Stored entries:
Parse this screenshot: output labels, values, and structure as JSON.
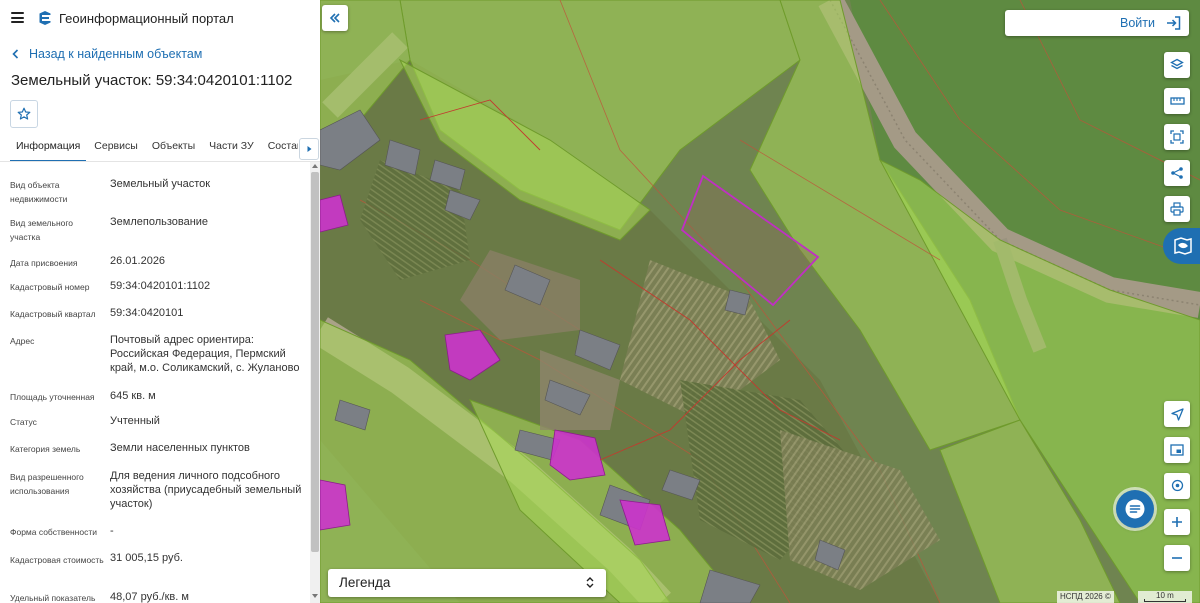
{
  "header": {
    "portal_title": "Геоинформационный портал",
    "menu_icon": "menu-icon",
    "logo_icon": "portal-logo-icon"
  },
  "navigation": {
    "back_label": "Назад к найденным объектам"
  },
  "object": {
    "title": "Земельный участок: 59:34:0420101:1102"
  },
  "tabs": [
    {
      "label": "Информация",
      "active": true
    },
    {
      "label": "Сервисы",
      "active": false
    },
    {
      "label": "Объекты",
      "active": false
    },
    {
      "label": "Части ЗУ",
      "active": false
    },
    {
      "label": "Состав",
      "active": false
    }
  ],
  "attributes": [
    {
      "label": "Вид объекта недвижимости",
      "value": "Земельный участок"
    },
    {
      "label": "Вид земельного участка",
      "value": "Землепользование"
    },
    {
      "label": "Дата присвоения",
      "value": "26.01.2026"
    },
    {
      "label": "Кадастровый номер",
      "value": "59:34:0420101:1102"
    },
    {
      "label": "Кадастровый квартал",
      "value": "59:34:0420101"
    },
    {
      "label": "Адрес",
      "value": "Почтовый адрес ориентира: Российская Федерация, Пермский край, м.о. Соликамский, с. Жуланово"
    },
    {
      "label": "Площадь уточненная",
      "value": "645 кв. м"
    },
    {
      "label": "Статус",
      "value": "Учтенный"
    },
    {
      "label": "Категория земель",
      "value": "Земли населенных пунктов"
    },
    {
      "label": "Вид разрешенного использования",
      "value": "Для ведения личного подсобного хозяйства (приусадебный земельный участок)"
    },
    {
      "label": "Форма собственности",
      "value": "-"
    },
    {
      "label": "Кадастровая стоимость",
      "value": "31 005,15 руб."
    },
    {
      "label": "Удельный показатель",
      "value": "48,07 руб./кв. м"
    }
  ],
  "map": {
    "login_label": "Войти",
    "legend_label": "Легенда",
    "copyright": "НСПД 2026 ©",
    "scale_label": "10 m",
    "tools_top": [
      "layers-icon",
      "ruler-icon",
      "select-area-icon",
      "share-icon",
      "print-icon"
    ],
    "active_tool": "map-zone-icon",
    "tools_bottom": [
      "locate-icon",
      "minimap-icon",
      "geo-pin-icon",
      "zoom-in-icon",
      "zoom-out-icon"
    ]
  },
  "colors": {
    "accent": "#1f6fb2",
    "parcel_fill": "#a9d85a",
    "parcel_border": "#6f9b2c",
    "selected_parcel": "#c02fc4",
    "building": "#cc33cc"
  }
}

==

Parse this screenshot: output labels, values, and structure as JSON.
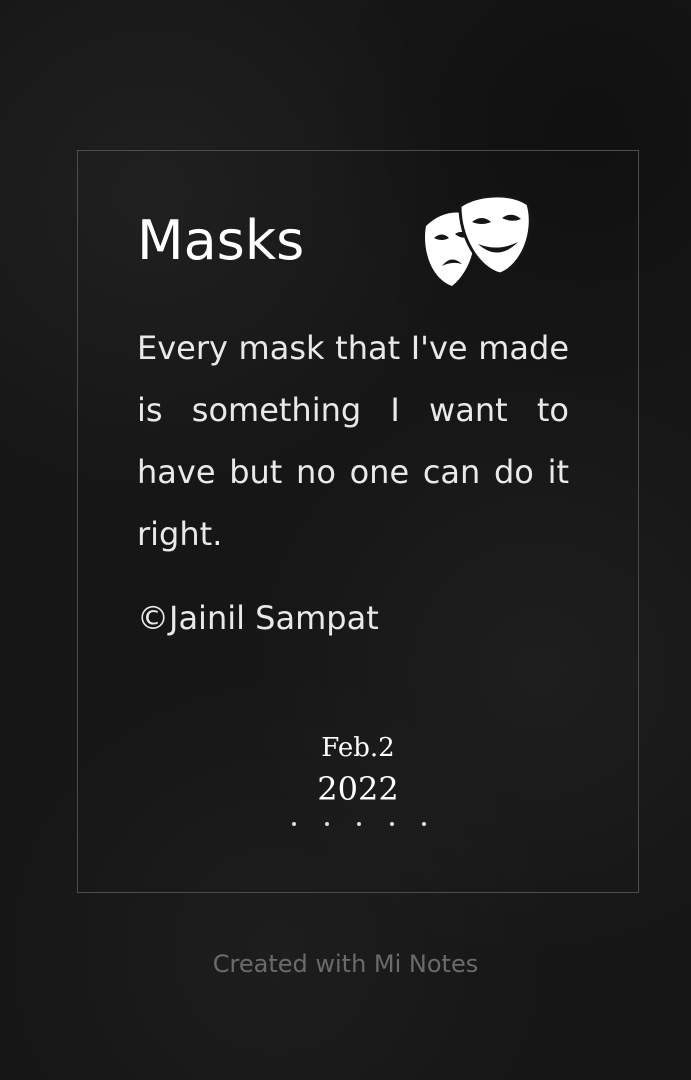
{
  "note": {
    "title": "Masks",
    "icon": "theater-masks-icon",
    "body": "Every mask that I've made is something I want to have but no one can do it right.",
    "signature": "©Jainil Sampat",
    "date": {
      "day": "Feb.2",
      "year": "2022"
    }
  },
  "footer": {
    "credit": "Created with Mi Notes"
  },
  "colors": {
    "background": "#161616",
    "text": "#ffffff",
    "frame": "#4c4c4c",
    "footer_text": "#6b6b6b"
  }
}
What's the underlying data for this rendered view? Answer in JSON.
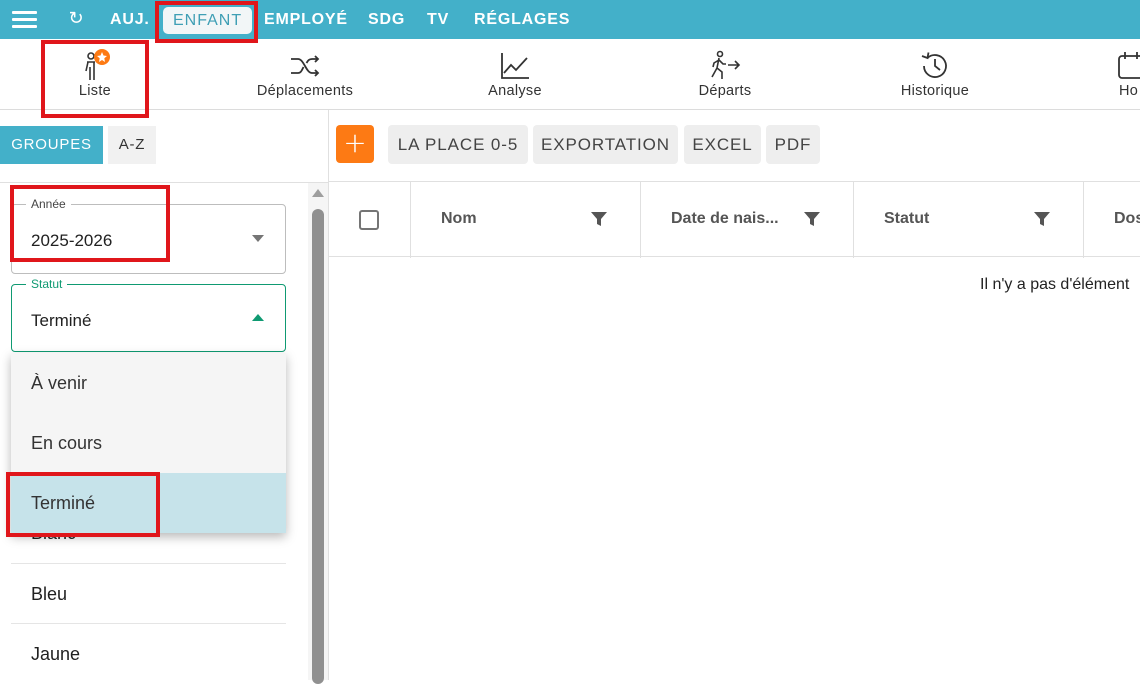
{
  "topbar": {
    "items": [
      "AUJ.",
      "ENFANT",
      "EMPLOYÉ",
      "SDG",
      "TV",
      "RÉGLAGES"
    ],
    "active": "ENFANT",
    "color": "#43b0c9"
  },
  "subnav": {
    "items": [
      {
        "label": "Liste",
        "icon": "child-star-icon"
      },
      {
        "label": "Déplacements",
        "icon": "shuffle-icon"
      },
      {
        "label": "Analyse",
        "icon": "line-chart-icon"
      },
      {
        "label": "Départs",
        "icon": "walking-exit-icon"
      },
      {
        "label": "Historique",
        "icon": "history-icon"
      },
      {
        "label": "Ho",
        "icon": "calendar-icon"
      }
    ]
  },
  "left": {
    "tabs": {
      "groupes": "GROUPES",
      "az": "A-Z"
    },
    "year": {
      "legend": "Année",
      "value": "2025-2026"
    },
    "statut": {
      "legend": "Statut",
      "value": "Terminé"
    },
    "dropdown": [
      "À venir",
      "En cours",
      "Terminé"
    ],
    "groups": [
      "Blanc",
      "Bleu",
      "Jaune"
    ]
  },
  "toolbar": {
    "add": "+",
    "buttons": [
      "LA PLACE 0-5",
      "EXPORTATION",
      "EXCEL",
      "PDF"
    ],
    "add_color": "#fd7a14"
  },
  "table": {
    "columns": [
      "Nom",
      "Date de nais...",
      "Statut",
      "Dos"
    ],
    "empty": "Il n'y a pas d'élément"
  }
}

--

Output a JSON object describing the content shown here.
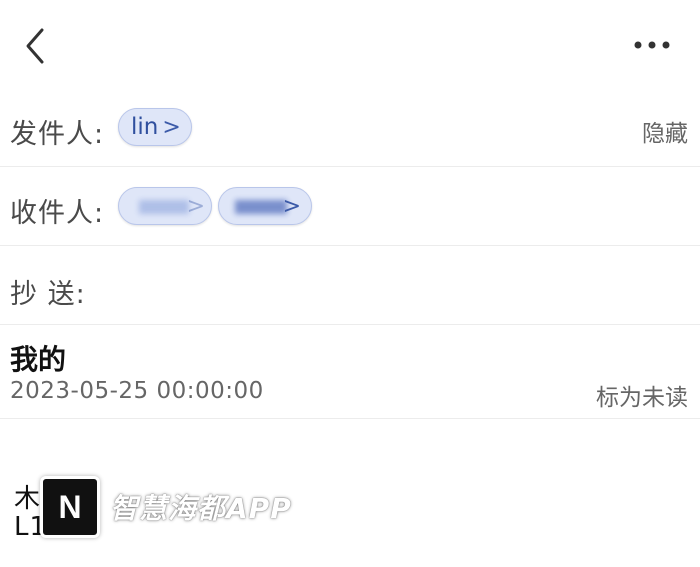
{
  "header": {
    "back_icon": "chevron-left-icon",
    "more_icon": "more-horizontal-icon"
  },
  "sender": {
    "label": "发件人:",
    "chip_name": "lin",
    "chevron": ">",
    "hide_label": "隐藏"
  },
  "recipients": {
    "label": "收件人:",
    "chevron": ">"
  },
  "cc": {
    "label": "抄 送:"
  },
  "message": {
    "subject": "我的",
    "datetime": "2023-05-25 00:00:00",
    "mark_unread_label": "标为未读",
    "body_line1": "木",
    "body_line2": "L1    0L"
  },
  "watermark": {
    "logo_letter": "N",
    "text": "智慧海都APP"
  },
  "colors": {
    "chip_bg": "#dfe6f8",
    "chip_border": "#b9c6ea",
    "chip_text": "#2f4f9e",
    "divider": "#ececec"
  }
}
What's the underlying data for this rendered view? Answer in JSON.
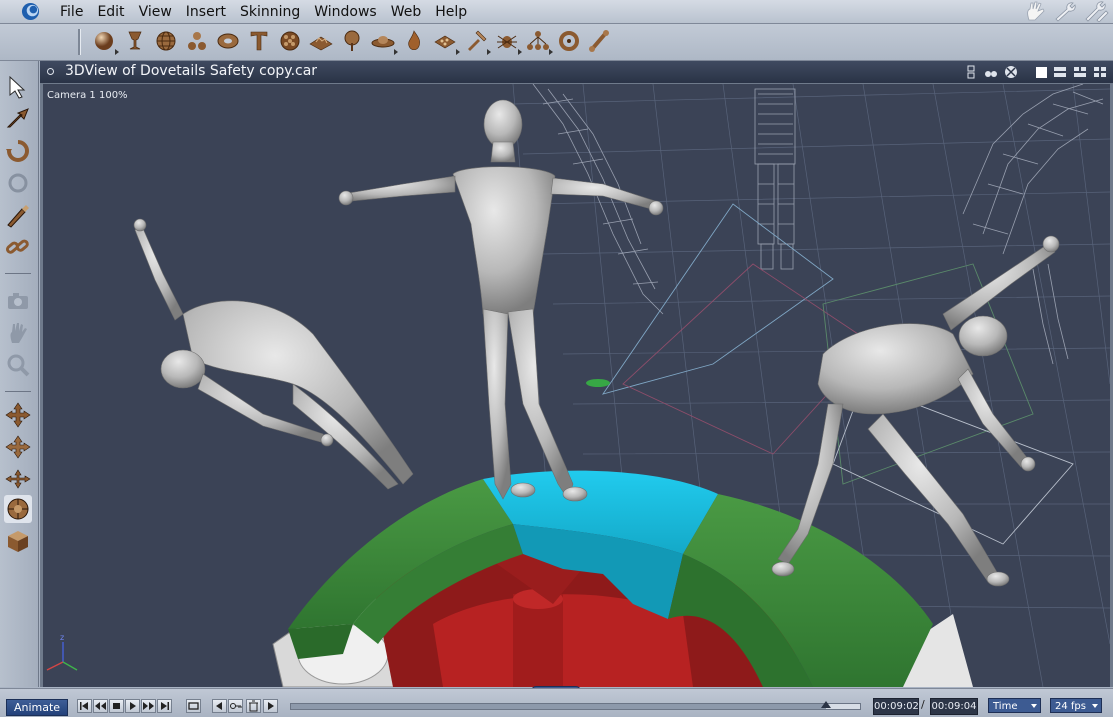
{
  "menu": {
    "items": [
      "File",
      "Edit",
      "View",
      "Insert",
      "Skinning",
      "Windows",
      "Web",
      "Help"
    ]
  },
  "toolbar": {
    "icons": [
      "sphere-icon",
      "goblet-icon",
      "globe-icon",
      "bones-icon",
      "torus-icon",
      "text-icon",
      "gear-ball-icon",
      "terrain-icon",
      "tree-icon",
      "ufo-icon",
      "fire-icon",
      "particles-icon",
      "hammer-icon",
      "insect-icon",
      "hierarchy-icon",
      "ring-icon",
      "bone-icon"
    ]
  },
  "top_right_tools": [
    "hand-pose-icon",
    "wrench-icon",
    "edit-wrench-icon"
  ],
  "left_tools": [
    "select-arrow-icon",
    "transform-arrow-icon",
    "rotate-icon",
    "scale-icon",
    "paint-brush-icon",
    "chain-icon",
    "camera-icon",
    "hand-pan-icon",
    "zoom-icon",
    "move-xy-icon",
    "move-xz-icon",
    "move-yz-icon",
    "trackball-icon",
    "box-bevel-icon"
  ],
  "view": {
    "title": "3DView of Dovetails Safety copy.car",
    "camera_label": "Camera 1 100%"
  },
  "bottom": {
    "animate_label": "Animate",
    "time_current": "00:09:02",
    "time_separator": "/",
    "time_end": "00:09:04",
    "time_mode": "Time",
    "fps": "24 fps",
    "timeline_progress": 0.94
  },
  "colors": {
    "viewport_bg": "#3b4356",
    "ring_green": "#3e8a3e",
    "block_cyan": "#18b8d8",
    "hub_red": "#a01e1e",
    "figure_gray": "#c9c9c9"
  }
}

Given task: Each line in the data that holds the string "Кадастровый" should be found and copied.

Solution to this task:
      "label": "Кадастровый номер",
      "label": "Кадастровый квартал",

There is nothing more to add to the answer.